_INSTRUCTION_. Return, word for word, every line that follows.

[Figure record extracts]
+++++
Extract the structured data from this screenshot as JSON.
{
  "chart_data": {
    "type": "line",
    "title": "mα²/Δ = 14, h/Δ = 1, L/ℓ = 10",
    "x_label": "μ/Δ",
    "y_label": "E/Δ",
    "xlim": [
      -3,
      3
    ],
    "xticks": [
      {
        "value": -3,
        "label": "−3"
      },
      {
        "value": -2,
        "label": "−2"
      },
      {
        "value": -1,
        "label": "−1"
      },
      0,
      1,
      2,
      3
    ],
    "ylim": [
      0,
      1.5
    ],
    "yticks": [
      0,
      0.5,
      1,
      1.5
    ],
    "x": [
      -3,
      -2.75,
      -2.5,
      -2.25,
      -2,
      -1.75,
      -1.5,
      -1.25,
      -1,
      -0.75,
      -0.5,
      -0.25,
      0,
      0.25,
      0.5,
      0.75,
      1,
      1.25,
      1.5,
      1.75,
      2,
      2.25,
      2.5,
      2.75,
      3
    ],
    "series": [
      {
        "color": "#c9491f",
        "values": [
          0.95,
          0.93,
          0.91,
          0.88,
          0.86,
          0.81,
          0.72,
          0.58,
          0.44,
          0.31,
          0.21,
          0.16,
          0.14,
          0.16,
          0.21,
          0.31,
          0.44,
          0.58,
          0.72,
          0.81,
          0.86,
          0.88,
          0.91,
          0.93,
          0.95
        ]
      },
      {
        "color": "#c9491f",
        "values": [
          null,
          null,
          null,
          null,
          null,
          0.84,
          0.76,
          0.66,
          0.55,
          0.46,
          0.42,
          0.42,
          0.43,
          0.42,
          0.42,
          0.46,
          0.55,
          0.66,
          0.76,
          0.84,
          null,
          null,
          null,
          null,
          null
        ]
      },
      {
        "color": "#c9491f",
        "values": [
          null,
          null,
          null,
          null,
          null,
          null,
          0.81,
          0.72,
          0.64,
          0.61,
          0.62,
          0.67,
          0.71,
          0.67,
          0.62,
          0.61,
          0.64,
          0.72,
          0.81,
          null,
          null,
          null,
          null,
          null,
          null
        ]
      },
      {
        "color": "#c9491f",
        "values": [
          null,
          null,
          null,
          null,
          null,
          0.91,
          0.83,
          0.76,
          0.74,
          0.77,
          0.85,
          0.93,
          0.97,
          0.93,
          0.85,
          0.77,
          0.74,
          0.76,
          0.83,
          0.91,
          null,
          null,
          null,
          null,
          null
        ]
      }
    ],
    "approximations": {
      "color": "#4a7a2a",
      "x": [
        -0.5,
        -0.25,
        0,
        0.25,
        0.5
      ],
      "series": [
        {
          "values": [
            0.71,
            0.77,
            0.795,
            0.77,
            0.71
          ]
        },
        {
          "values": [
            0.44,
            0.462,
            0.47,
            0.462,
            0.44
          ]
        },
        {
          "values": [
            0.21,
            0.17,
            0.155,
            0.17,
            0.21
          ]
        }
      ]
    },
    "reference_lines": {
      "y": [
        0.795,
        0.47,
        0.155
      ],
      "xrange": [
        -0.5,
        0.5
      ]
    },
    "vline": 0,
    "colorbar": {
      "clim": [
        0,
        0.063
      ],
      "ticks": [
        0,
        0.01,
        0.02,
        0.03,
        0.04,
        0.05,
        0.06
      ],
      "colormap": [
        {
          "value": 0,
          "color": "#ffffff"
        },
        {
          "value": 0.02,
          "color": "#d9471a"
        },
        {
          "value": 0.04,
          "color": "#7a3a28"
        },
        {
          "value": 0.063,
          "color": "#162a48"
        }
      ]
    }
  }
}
+++++
_RESULT OF THIS EXERCISE_.
Extract the structured data from this screenshot as JSON.
{
  "chart_data": {
    "type": "line",
    "title": "mα²/Δ = 14, h/Δ = 1, L/ℓ = 10",
    "x_label": "μ/Δ",
    "y_label": "E/Δ",
    "xlim": [
      -3,
      3
    ],
    "xticks": [
      {
        "value": -3,
        "label": "−3"
      },
      {
        "value": -2,
        "label": "−2"
      },
      {
        "value": -1,
        "label": "−1"
      },
      0,
      1,
      2,
      3
    ],
    "ylim": [
      0,
      1.5
    ],
    "yticks": [
      0,
      0.5,
      1,
      1.5
    ],
    "x": [
      -3,
      -2.75,
      -2.5,
      -2.25,
      -2,
      -1.75,
      -1.5,
      -1.25,
      -1,
      -0.75,
      -0.5,
      -0.25,
      0,
      0.25,
      0.5,
      0.75,
      1,
      1.25,
      1.5,
      1.75,
      2,
      2.25,
      2.5,
      2.75,
      3
    ],
    "series": [
      {
        "color": "#c9491f",
        "values": [
          0.95,
          0.93,
          0.91,
          0.88,
          0.86,
          0.81,
          0.72,
          0.58,
          0.44,
          0.31,
          0.21,
          0.16,
          0.14,
          0.16,
          0.21,
          0.31,
          0.44,
          0.58,
          0.72,
          0.81,
          0.86,
          0.88,
          0.91,
          0.93,
          0.95
        ]
      },
      {
        "color": "#c9491f",
        "values": [
          null,
          null,
          null,
          null,
          null,
          0.84,
          0.76,
          0.66,
          0.55,
          0.46,
          0.42,
          0.42,
          0.43,
          0.42,
          0.42,
          0.46,
          0.55,
          0.66,
          0.76,
          0.84,
          null,
          null,
          null,
          null,
          null
        ]
      },
      {
        "color": "#c9491f",
        "values": [
          null,
          null,
          null,
          null,
          null,
          null,
          0.81,
          0.72,
          0.64,
          0.61,
          0.62,
          0.67,
          0.71,
          0.67,
          0.62,
          0.61,
          0.64,
          0.72,
          0.81,
          null,
          null,
          null,
          null,
          null,
          null
        ]
      },
      {
        "color": "#c9491f",
        "values": [
          null,
          null,
          null,
          null,
          null,
          0.91,
          0.83,
          0.76,
          0.74,
          0.77,
          0.85,
          0.93,
          0.97,
          0.93,
          0.85,
          0.77,
          0.74,
          0.76,
          0.83,
          0.91,
          null,
          null,
          null,
          null,
          null
        ]
      }
    ],
    "approximations": {
      "color": "#4a7a2a",
      "x": [
        -0.5,
        -0.25,
        0,
        0.25,
        0.5
      ],
      "series": [
        {
          "values": [
            0.71,
            0.77,
            0.795,
            0.77,
            0.71
          ]
        },
        {
          "values": [
            0.44,
            0.462,
            0.47,
            0.462,
            0.44
          ]
        },
        {
          "values": [
            0.21,
            0.17,
            0.155,
            0.17,
            0.21
          ]
        }
      ]
    },
    "reference_lines": {
      "y": [
        0.795,
        0.47,
        0.155
      ],
      "xrange": [
        -0.5,
        0.5
      ]
    },
    "vline": 0,
    "colorbar": {
      "clim": [
        0,
        0.063
      ],
      "ticks": [
        0,
        0.01,
        0.02,
        0.03,
        0.04,
        0.05,
        0.06
      ],
      "colormap": [
        {
          "value": 0,
          "color": "#ffffff"
        },
        {
          "value": 0.02,
          "color": "#d9471a"
        },
        {
          "value": 0.04,
          "color": "#7a3a28"
        },
        {
          "value": 0.063,
          "color": "#162a48"
        }
      ]
    }
  }
}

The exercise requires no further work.